Coordinate annotation records:
+-------+

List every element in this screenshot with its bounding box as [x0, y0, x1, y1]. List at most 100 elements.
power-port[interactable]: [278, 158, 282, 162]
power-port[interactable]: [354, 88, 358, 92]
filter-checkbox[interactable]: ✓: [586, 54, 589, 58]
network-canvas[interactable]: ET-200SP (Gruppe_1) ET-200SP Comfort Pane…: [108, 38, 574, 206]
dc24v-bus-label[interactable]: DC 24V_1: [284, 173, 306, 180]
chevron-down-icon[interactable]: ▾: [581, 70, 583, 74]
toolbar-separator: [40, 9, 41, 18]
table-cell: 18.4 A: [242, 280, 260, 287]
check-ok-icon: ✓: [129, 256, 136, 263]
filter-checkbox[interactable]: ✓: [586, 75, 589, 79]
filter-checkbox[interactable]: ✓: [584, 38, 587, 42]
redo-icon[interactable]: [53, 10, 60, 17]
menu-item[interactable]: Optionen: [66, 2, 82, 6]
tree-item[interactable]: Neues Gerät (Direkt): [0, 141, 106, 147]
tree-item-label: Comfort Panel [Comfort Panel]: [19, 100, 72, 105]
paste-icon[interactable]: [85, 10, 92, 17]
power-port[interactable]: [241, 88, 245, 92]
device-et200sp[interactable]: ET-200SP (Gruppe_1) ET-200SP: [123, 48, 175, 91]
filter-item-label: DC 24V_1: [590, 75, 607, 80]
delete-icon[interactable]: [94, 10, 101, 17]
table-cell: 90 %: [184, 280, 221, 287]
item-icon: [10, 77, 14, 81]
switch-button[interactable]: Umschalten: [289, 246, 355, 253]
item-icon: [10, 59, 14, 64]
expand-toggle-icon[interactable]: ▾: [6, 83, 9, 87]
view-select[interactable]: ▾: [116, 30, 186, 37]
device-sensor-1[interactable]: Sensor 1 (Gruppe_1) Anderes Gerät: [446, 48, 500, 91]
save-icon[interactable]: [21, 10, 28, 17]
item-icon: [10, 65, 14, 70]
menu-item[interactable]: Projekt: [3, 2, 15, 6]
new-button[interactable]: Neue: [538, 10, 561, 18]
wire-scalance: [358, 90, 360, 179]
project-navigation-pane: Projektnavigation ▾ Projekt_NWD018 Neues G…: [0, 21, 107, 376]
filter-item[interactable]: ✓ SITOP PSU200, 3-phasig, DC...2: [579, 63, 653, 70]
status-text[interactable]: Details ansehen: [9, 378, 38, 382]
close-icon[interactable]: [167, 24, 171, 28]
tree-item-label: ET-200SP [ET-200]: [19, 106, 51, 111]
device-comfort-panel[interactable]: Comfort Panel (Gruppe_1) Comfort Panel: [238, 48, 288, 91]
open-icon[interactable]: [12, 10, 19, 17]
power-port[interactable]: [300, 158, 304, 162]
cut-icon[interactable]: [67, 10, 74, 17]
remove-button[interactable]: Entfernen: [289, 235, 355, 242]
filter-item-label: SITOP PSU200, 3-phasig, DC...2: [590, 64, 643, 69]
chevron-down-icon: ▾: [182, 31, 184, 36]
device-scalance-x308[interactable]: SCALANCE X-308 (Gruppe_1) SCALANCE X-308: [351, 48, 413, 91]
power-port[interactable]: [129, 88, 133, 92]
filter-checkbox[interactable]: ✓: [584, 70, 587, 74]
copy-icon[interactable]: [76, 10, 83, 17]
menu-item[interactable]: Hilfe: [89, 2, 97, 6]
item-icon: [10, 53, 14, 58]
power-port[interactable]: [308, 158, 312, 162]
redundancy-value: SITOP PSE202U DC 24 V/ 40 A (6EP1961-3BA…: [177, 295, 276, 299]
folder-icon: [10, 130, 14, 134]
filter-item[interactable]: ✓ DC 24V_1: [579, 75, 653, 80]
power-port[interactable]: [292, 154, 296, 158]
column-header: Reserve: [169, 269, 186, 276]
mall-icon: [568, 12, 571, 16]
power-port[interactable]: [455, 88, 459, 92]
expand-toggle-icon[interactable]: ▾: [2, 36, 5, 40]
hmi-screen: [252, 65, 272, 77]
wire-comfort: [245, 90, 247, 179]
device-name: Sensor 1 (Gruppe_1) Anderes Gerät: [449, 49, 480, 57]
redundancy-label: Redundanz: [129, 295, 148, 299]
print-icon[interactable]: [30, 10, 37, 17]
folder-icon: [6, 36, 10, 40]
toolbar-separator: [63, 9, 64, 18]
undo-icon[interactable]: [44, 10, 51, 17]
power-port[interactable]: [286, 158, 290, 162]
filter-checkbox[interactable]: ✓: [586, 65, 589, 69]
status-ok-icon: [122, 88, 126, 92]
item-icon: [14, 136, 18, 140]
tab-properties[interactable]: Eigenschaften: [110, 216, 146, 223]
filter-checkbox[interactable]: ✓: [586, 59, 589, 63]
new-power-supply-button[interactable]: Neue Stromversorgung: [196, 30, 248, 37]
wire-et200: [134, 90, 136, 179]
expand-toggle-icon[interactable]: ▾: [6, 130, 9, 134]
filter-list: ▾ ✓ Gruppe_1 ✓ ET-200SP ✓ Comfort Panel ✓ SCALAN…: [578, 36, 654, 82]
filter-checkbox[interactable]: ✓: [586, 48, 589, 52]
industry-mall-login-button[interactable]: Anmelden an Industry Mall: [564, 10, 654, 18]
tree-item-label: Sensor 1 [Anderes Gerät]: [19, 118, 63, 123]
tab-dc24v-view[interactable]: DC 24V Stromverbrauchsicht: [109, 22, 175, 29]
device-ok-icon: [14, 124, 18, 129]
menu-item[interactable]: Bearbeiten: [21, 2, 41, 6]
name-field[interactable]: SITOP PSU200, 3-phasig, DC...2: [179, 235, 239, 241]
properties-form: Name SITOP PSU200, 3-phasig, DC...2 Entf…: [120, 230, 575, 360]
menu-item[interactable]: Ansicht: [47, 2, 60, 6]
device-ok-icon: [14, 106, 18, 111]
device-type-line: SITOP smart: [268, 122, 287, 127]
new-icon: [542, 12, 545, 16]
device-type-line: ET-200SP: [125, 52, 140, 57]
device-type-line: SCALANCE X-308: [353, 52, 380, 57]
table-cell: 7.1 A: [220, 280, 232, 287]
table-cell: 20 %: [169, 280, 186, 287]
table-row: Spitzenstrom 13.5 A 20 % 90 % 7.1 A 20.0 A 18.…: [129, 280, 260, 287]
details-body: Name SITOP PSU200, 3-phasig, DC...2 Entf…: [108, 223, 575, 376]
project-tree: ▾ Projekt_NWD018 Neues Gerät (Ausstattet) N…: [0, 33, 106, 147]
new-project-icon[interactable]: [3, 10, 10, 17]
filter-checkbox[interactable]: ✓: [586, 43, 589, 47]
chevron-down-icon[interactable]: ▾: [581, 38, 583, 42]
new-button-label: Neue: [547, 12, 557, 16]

+-------+

** WRITTEN PROBLEM **
Print the lines of the listing verbatim, starting at its first line and ending at the line that contains "tree-item-label: Comfort Panel", including both of those lines.

** CORRECT RESULT **
List every element in this screenshot with its bounding box as [x0, y0, x1, y1]. List at most 100 elements.
power-port[interactable]: [278, 158, 282, 162]
power-port[interactable]: [354, 88, 358, 92]
filter-checkbox[interactable]: ✓: [586, 54, 589, 58]
network-canvas[interactable]: ET-200SP (Gruppe_1) ET-200SP Comfort Pane…: [108, 38, 574, 206]
dc24v-bus-label[interactable]: DC 24V_1: [284, 173, 306, 180]
chevron-down-icon[interactable]: ▾: [581, 70, 583, 74]
toolbar-separator: [40, 9, 41, 18]
table-cell: 18.4 A: [242, 280, 260, 287]
check-ok-icon: ✓: [129, 256, 136, 263]
filter-checkbox[interactable]: ✓: [586, 75, 589, 79]
filter-checkbox[interactable]: ✓: [584, 38, 587, 42]
redo-icon[interactable]: [53, 10, 60, 17]
menu-item[interactable]: Optionen: [66, 2, 82, 6]
tree-item[interactable]: Neues Gerät (Direkt): [0, 141, 106, 147]
tree-item-label: Comfort Panel [Comfort Panel]: [19, 100, 72, 105]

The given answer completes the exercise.